== Recorded information ==
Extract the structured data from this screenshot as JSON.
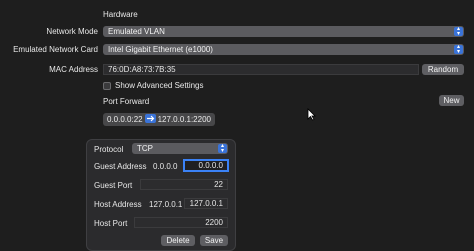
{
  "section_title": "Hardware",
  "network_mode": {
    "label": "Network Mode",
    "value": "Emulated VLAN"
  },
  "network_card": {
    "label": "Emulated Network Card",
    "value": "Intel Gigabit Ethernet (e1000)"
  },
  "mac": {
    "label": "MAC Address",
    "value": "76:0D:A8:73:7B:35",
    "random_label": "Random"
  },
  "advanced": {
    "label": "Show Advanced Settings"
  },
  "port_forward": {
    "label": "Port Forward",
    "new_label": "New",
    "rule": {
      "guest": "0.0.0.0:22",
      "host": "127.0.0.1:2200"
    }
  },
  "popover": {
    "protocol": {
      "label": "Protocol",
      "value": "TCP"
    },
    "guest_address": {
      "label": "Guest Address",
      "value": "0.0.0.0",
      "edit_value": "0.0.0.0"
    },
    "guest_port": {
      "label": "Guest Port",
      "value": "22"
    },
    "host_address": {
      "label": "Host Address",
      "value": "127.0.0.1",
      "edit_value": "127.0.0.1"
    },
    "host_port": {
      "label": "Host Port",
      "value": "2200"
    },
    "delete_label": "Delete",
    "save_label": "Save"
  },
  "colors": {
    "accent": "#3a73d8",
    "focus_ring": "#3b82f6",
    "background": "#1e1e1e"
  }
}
===
## Problem details
Repeat all the records above exactly, leaving out any pictures.

## Problem solution
Extract the structured data from this screenshot as JSON.
{
  "section_title": "Hardware",
  "network_mode": {
    "label": "Network Mode",
    "value": "Emulated VLAN"
  },
  "network_card": {
    "label": "Emulated Network Card",
    "value": "Intel Gigabit Ethernet (e1000)"
  },
  "mac": {
    "label": "MAC Address",
    "value": "76:0D:A8:73:7B:35",
    "random_label": "Random"
  },
  "advanced": {
    "label": "Show Advanced Settings"
  },
  "port_forward": {
    "label": "Port Forward",
    "new_label": "New",
    "rule": {
      "guest": "0.0.0.0:22",
      "host": "127.0.0.1:2200"
    }
  },
  "popover": {
    "protocol": {
      "label": "Protocol",
      "value": "TCP"
    },
    "guest_address": {
      "label": "Guest Address",
      "value": "0.0.0.0",
      "edit_value": "0.0.0.0"
    },
    "guest_port": {
      "label": "Guest Port",
      "value": "22"
    },
    "host_address": {
      "label": "Host Address",
      "value": "127.0.0.1",
      "edit_value": "127.0.0.1"
    },
    "host_port": {
      "label": "Host Port",
      "value": "2200"
    },
    "delete_label": "Delete",
    "save_label": "Save"
  },
  "colors": {
    "accent": "#3a73d8",
    "focus_ring": "#3b82f6",
    "background": "#1e1e1e"
  }
}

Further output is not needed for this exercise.